[The exercise] Gather the lines below that include the string "적용합니다", copying each in full.

[Records]

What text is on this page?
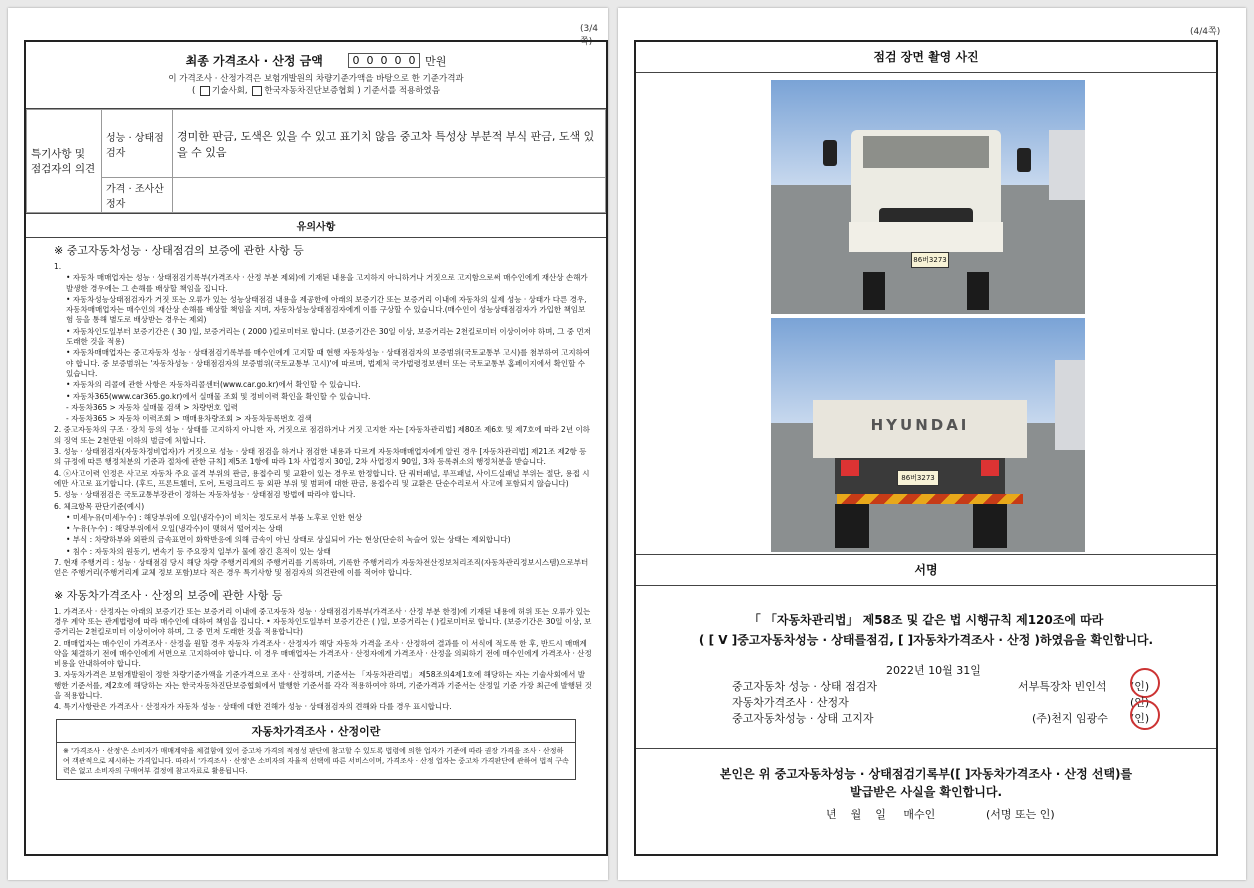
(3/4쪽)
최종 가격조사 · 산정 금액	0 0 0 0 0 만원
이 가격조사 · 산정가격은 보험개발원의 차량기준가액을 바탕으로 한 기준가격과
( 기술사회, 한국자동차진단보증협회 ) 기준서를 적용하였음
특기사항 및 점검자의 의견	성능 · 상태점검자	경미한 판금, 도색은 있을 수 있고 표기치 않음 중고차 특성상 부분적 부식 판금, 도색 있을 수 있음
	가격 · 조사산정자	
유의사항
※ 중고자동차성능 · 상태점검의 보증에 관한 사항 등
1.
• 자동차 매매업자는 성능 · 상태점검기록부(가격조사 · 산정 부분 제외)에 기재된 내용을 고지하지 아니하거나 거짓으로 고지함으로써 매수인에게 재산상 손해가 발생한 경우에는 그 손해를 배상할 책임을 집니다.
• 자동차성능상태점검자가 거짓 또는 오류가 있는 성능상태점검 내용을 제공한에 아래의 보증기간 또는 보증거리 이내에 자동차의 실제 성능 · 상태가 다른 경우, 자동차매매업자는 매수인의 재산상 손해를 배상할 책임을 지며, 자동차성능상태점검자에게 이를 구상할 수 있습니다.(매수인이 성능상태점검자가 가입한 책임보험 등을 통해 별도로 배상받는 경우는 제외)
• 자동차인도일부터 보증기간은 ( 30 )일, 보증거리는 ( 2000 )킬로미터로 합니다. (보증기간은 30일 이상, 보증거리는 2천킬로미터 이상이어야 하며, 그 중 먼저 도래한 것을 적용)
• 자동차매매업자는 중고자동차 성능 · 상태점검기록부를 매수인에게 고지할 때 현행 자동차성능 · 상태점검자의 보증범위(국토교통부 고시)를 첨부하여 고지하여야 합니다. 중 보증범위는 '자동차성능 · 상태점검자의 보증범위(국토교통부 고시)'에 따르며, 법제처 국가법령정보센터 또는 국토교통부 홈페이지에서 확인할 수 있습니다.
• 자동차의 리콜에 관한 사항은 자동차리콜센터(www.car.go.kr)에서 확인할 수 있습니다.
• 자동차365(www.car365.go.kr)에서 실매물 조회 및 정비이력 확인을 확인할 수 있습니다.
- 자동차365 > 자동차 실매물 검색 > 차량번호 입력
- 자동차365 > 자동차 이력조회 > 매매용차량조회 > 자동차등록번호 검색
2. 중고자동차의 구조 · 장치 등의 성능 · 상태를 고지하지 아니한 자, 거짓으로 점검하거나 거짓 고지한 자는 [자동차관리법] 제80조 제6호 및 제7호에 따라 2년 이하의 징역 또는 2천만원 이하의 벌금에 처합니다.
3. 성능 · 상태점검자(자동차정비업자)가 거짓으로 성능 · 상태 점검을 하거나 점검한 내용과 다르게 자동차매매업자에게 알린 경우 [자동차관리법] 제21조 제2항 등의 규정에 따른 행정처분의 기준과 절차에 관한 규칙] 제5조 1항에 따라 1차 사업정지 30일, 2차 사업정지 90일, 3차 등록취소의 행정처분을 받습니다.
4. ⓢ사고이력 인정은 사고로 자동차 주요 골격 부위의 판금, 용접수리 및 교환이 있는 경우로 한정합니다. 단 쿼터패널, 루프패널, 사이드실패널 부위는 절단, 용접 시에만 사고로 표기합니다. (후드, 프론트휀더, 도어, 트렁크리드 등 외판 부위 및 범퍼에 대한 판금, 용접수리 및 교환은 단순수리로서 사고에 포함되지 않습니다)
5. 성능 · 상태점검은 국토교통부장관이 정하는 자동차성능 · 상태점검 방법에 따라야 합니다.
6. 체크항목 판단기준(예시)
• 미세누유(미세누수) : 해당부위에 오일(냉각수)이 비치는 정도로서 부품 노후로 인한 현상
• 누유(누수) : 해당부위에서 오일(냉각수)이 맺혀서 떨어지는 상태
• 부식 : 차량하부와 외판의 금속표면이 화학반응에 의해 금속이 아닌 상태로 상실되어 가는 현상(단순히 녹슬어 있는 상태는 제외합니다)
• 침수 : 자동차의 원동기, 변속기 등 주요장치 일부가 물에 잠긴 흔적이 있는 상태
7. 현재 주행거리 : 성능 · 상태점검 당시 해당 차량 주행거리계의 주행거리를 기록하며, 기록한 주행거리가 자동차전산정보처리조직(자동차관리정보시스템)으로부터 얻은 주행거리(주행거리계 교체 정보 포함)보다 적은 경우 특기사항 및 점검자의 의견란에 이를 적어야 합니다.
※ 자동차가격조사 · 산정의 보증에 관한 사항 등
1. 가격조사 · 산정자는 아래의 보증기간 또는 보증거리 이내에 중고자동차 성능 · 상태점검기록부(가격조사 · 산정 부분 한정)에 기재된 내용에 허위 또는 오류가 있는 경우 계약 또는 관계법령에 따라 매수인에 대하여 책임을 집니다. • 자동차인도일부터 보증기간은 ( )일, 보증거리는 ( )킬로미터로 합니다. (보증기간은 30일 이상, 보증거리는 2천킬로미터 이상이어야 하며, 그 중 먼저 도래한 것을 적용합니다)
2. 매매업자는 매수인이 가격조사 · 산정을 원할 경우 자동차 가격조사 · 산정자가 해당 자동차 가격을 조사 · 산정하여 결과를 이 서식에 적도록 한 후, 반드시 매매계약을 체결하기 전에 매수인에게 서면으로 고지하여야 합니다. 이 경우 매매업자는 가격조사 · 산정자에게 가격조사 · 산정을 의뢰하기 전에 매수인에게 가격조사 · 산정 비용을 안내하여야 합니다.
3. 자동차가격은 보험개발원이 정한 차량기준가액을 기준가격으로 조사 · 산정하며, 기준서는 「자동차관리법」 제58조의4제1호에 해당하는 자는 기술사회에서 발행한 기준서를, 제2호에 해당하는 자는 한국자동차진단보증협회에서 발행한 기준서를 각각 적용하여야 하며, 기준가격과 기준서는 산정일 기준 가장 최근에 발행된 것을 적용합니다.
4. 특기사항란은 가격조사 · 산정자가 자동차 성능 · 상태에 대한 견해가 성능 · 상태점검자의 견해와 다를 경우 표시합니다.
자동차가격조사 · 산정이란
※ '가격조사 · 산정'은 소비자가 매매계약을 체결함에 있어 중고차 가격의 적정성 판단에 참고할 수 있도록 법령에 의한 업자가 기준에 따라 권장 가격을 조사 · 산정하여 객관적으로 제시하는 가격입니다. 따라서 '가격조사 · 산정'은 소비자의 자율적 선택에 따른 서비스이며, 가격조사 · 산정 업자는 중고차 가격판단에 관하여 법적 구속력은 없고 소비자의 구매여부 결정에 참고자료로 활용됩니다.
(4/4쪽)
점검 장면 촬영 사진
86버3273
HYUNDAI
86버3273
서명
「 「자동차관리법」 제58조 및 같은 법 시행규칙 제120조에 따라
( [ V ]중고자동차성능 · 상태를점검, [ ]자동차가격조사 · 산정 )하였음을 확인합니다.
2022년 10월 31일
중고자동차 성능 · 상태 점검자	서부특장차 빈인석 (인)
자동차가격조사 · 산정자	(인)
중고자동차성능 · 상태 고지자	(주)천지 임광수 (인)
본인은 위 중고자동차성능 · 상태점검기록부([ ]자동차가격조사 · 산정 선택)를
발급받은 사실을 확인합니다.
년    월    일     매수인	(서명 또는 인)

[Completed task]
1. 가격조사 · 산정자는 아래의 보증기간 또는 보증거리 이내에 중고자동차 성능 · 상태점검기록부(가격조사 · 산정 부분 한정)에 기재된 내용에 허위 또는 오류가 있는 경우 계약 또는 관계법령에 따라 매수인에 대하여 책임을 집니다. • 자동차인도일부터 보증기간은 ( )일, 보증거리는 ( )킬로미터로 합니다. (보증기간은 30일 이상, 보증거리는 2천킬로미터 이상이어야 하며, 그 중 먼저 도래한 것을 적용합니다)
3. 자동차가격은 보험개발원이 정한 차량기준가액을 기준가격으로 조사 · 산정하며, 기준서는 「자동차관리법」 제58조의4제1호에 해당하는 자는 기술사회에서 발행한 기준서를, 제2호에 해당하는 자는 한국자동차진단보증협회에서 발행한 기준서를 각각 적용하여야 하며, 기준가격과 기준서는 산정일 기준 가장 최근에 발행된 것을 적용합니다.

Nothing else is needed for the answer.